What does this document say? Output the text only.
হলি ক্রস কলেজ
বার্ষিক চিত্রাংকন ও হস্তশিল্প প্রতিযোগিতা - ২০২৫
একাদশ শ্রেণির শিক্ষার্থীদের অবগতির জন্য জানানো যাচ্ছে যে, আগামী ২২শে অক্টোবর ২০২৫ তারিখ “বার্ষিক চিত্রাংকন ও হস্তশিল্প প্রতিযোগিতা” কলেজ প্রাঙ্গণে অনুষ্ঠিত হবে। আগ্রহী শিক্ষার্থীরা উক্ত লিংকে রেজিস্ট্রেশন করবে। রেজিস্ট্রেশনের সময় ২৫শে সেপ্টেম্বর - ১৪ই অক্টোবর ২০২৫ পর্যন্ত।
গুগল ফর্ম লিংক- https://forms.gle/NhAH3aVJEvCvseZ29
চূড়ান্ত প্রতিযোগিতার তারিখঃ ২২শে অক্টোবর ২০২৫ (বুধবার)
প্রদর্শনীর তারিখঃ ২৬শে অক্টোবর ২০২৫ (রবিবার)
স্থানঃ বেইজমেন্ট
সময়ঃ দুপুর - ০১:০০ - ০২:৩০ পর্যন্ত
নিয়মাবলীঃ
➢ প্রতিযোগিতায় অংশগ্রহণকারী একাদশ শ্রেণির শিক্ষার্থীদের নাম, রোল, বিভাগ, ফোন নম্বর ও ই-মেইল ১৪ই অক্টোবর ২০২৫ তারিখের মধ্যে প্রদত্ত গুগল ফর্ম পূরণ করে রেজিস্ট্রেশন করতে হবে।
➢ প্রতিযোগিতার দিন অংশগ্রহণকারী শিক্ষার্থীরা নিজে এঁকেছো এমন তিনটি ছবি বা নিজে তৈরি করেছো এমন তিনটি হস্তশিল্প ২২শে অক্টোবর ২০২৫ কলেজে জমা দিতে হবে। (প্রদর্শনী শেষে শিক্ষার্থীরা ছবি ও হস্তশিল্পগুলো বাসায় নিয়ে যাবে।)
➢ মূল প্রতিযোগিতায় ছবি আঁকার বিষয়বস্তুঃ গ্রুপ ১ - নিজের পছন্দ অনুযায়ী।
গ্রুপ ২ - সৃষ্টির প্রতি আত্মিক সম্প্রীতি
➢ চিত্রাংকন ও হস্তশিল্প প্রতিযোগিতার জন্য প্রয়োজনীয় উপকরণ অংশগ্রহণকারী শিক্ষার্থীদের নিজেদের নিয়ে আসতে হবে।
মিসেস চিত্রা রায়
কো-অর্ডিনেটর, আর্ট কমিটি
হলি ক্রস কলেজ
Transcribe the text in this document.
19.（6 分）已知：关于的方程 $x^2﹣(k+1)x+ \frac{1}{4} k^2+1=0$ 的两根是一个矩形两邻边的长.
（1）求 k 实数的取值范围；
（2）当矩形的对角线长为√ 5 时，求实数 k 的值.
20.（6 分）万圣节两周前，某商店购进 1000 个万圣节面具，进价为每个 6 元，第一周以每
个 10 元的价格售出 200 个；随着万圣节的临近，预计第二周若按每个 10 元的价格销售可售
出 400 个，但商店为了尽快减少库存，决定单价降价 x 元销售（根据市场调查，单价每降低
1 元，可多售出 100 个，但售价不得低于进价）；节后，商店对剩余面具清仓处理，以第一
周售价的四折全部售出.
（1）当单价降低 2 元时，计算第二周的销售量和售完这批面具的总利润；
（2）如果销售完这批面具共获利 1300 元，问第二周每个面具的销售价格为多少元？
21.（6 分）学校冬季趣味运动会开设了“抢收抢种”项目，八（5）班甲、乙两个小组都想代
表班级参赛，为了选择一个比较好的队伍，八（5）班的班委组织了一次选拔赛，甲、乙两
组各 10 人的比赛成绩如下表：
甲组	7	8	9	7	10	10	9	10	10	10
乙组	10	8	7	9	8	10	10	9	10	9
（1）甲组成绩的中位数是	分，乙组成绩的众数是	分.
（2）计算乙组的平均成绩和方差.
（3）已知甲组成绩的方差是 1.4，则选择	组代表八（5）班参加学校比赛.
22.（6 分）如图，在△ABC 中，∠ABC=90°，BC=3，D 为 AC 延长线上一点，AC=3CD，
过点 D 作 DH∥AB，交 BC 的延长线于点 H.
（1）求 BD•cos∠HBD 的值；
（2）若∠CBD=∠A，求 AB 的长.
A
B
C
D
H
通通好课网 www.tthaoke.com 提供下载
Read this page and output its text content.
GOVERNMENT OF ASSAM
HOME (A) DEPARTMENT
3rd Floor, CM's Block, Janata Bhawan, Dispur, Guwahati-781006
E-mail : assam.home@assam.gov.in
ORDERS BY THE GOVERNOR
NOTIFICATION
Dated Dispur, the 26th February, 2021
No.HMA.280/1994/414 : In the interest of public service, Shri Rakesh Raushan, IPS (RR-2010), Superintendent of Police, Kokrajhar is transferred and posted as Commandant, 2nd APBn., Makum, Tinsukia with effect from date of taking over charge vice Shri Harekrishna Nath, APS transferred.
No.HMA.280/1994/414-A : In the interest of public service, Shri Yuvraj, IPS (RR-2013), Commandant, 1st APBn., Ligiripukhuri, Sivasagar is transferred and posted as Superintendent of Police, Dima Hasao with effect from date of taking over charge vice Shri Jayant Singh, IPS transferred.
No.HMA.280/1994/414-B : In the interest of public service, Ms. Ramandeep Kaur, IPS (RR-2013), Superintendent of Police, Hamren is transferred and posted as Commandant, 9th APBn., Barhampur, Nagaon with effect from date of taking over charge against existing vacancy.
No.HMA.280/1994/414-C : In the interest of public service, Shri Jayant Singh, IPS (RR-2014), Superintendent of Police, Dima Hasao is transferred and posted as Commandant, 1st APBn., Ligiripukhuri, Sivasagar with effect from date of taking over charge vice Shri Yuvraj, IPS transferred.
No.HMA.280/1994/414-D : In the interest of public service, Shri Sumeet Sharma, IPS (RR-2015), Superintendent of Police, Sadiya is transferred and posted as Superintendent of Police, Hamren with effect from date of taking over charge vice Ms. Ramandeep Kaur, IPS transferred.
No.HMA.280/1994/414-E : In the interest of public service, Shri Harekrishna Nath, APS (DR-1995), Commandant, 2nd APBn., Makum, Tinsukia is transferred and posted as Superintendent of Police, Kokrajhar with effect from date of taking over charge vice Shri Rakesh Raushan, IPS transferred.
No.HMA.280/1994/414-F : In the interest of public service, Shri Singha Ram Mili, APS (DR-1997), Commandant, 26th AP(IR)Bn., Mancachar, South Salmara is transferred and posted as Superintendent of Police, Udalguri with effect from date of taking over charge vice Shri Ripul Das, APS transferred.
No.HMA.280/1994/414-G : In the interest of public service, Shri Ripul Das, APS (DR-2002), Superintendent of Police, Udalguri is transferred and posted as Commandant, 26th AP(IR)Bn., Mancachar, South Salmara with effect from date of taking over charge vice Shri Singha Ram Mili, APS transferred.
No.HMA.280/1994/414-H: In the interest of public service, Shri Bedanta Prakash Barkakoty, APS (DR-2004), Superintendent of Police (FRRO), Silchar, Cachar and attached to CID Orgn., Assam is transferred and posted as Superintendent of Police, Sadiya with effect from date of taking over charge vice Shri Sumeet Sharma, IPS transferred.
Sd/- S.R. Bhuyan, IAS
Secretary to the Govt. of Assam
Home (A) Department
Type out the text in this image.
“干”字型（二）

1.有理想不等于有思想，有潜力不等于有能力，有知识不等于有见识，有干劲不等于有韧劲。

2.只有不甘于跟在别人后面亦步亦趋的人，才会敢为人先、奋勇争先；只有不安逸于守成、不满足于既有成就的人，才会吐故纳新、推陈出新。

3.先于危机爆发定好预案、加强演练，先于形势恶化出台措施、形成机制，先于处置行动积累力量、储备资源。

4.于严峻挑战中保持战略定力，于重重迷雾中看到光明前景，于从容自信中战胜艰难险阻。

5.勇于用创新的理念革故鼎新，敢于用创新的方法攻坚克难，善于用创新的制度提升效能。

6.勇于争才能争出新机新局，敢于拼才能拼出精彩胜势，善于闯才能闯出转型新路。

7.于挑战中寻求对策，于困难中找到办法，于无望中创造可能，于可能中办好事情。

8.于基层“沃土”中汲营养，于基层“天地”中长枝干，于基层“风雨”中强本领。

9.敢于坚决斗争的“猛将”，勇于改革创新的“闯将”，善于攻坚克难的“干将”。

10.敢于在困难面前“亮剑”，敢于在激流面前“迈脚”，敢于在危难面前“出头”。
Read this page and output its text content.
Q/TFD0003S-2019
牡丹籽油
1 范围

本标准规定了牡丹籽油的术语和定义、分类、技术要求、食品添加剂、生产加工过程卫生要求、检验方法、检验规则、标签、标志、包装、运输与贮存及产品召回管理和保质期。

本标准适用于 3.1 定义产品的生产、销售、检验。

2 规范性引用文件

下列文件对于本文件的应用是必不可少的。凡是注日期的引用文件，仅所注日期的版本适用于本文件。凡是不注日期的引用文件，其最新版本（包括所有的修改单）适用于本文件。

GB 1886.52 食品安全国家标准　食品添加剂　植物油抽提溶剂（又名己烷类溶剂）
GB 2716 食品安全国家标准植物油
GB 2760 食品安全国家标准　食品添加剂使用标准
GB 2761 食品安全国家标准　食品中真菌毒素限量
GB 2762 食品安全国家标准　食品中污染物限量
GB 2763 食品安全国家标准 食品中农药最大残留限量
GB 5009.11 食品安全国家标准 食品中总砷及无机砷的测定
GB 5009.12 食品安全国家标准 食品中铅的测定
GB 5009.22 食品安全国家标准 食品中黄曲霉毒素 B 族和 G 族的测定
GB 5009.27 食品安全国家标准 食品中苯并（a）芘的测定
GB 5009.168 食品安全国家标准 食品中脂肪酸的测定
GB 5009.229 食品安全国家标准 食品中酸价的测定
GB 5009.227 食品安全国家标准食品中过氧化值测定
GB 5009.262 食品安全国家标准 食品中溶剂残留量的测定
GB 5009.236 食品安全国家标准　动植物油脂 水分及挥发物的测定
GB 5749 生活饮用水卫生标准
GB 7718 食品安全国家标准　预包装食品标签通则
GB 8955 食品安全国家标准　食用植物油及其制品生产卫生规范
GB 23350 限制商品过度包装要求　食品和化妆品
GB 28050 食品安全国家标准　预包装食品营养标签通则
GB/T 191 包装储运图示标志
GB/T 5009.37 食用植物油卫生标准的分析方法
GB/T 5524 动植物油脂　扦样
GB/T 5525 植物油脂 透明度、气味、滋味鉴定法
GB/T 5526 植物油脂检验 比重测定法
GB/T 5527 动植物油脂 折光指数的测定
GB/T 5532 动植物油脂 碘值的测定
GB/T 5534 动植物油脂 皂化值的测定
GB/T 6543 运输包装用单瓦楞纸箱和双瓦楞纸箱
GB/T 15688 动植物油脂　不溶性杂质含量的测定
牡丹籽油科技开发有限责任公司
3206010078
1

▬▬▬▬▬▬▬▬▬▬

Exercise aim: Copy each line that contains the word "Mancachar".

Solution to the problem:
No.HMA.280/1994/414-F : In the interest of public service, Shri Singha Ram Mili, APS (DR-1997), Commandant, 26th AP(IR)Bn., Mancachar, South Salmara is transferred and posted as Superintendent of Police, Udalguri with effect from date of taking over charge vice Shri Ripul Das, APS transferred.
No.HMA.280/1994/414-G : In the interest of public service, Shri Ripul Das, APS (DR-2002), Superintendent of Police, Udalguri is transferred and posted as Commandant, 26th AP(IR)Bn., Mancachar, South Salmara with effect from date of taking over charge vice Shri Singha Ram Mili, APS transferred.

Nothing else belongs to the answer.